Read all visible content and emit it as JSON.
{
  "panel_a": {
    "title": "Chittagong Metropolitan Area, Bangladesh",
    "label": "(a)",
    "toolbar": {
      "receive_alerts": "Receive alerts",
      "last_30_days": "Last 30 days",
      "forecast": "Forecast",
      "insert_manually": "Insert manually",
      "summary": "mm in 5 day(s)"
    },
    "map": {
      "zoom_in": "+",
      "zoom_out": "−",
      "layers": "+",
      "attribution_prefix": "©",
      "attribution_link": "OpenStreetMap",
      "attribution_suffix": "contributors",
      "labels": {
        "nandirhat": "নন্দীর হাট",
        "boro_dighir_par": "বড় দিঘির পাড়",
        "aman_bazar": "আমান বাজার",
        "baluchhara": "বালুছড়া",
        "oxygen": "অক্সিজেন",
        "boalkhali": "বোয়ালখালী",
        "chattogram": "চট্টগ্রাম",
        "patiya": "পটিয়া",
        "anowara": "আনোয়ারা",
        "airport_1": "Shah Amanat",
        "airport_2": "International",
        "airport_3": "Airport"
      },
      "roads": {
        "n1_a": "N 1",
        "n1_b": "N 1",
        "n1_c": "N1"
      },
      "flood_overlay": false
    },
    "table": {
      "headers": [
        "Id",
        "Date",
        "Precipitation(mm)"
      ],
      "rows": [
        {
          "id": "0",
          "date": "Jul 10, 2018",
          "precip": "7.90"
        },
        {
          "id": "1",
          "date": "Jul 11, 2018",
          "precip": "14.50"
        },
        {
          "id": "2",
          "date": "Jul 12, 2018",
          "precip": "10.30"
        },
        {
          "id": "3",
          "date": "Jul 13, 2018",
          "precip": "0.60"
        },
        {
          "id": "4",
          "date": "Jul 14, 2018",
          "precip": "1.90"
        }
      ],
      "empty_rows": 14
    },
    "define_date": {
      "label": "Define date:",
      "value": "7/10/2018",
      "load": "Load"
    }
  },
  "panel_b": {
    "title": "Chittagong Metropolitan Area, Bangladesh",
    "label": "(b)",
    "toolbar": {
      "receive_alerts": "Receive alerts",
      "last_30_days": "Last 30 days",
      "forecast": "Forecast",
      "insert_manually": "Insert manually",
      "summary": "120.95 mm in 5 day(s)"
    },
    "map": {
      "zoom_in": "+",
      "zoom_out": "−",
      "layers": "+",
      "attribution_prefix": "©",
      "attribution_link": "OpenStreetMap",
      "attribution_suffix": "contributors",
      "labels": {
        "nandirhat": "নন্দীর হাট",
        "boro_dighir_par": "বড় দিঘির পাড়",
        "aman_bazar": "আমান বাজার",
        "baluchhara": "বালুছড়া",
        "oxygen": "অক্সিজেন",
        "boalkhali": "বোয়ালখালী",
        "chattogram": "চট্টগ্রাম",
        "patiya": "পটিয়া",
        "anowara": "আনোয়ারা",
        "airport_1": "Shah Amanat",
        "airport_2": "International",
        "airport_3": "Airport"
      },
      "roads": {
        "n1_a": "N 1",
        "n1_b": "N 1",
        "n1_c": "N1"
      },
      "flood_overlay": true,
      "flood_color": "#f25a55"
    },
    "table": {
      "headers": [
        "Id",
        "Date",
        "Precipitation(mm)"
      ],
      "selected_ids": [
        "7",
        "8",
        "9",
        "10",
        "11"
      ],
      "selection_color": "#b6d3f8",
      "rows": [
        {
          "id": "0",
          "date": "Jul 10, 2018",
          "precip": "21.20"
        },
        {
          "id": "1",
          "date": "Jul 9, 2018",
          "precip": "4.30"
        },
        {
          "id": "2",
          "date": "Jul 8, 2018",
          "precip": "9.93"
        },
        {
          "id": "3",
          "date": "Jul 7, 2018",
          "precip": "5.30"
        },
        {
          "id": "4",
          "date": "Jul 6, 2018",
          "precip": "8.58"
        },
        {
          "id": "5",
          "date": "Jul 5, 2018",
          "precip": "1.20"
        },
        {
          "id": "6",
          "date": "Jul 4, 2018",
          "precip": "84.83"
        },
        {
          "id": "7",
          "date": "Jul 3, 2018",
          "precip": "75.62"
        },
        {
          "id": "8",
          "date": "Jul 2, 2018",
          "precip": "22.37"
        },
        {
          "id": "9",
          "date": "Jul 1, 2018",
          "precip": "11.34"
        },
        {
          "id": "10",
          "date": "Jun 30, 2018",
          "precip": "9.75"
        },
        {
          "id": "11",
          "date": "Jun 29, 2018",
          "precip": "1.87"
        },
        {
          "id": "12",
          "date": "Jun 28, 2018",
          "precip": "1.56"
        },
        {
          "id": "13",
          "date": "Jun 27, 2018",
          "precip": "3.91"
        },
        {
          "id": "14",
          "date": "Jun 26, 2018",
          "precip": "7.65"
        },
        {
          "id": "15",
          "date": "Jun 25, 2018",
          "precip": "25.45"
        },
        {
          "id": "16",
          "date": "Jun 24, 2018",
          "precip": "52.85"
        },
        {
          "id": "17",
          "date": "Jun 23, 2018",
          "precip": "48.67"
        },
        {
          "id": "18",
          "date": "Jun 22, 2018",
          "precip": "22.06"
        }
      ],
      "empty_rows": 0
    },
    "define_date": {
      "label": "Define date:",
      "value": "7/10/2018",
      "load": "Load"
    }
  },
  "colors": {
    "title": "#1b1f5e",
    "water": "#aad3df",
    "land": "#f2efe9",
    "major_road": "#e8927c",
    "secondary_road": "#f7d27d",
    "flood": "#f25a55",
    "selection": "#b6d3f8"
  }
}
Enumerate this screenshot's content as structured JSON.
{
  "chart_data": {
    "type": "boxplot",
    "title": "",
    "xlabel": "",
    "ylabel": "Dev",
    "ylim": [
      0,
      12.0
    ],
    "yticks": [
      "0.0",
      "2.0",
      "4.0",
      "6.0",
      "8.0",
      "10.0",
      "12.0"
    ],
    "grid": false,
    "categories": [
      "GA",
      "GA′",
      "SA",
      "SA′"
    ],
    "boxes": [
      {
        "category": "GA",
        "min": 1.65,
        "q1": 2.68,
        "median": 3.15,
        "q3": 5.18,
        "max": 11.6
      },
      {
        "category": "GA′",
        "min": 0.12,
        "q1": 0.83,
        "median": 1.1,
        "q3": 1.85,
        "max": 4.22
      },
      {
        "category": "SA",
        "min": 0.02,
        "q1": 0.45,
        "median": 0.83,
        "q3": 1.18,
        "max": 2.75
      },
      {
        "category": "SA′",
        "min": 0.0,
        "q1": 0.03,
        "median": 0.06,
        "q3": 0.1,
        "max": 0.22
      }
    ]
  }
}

####################

# [Work to do]
Copy out exactly the lines between the line with "Enumerate this screenshot's" and the last line of the entries, counting both of those lines.

# [The solution]
Enumerate this screenshot's content as structured JSON.
{
  "chart_data": {
    "type": "boxplot",
    "title": "",
    "xlabel": "",
    "ylabel": "Dev",
    "ylim": [
      0,
      12.0
    ],
    "yticks": [
      "0.0",
      "2.0",
      "4.0",
      "6.0",
      "8.0",
      "10.0",
      "12.0"
    ],
    "grid": false,
    "categories": [
      "GA",
      "GA′",
      "SA",
      "SA′"
    ],
    "boxes": [
      {
        "category": "GA",
        "min": 1.65,
        "q1": 2.68,
        "median": 3.15,
        "q3": 5.18,
        "max": 11.6
      },
      {
        "category": "GA′",
        "min": 0.12,
        "q1": 0.83,
        "median": 1.1,
        "q3": 1.85,
        "max": 4.22
      },
      {
        "category": "SA",
        "min": 0.02,
        "q1": 0.45,
        "median": 0.83,
        "q3": 1.18,
        "max": 2.75
      },
      {
        "category": "SA′",
        "min": 0.0,
        "q1": 0.03,
        "median": 0.06,
        "q3": 0.1,
        "max": 0.22
      }
    ]
  }
}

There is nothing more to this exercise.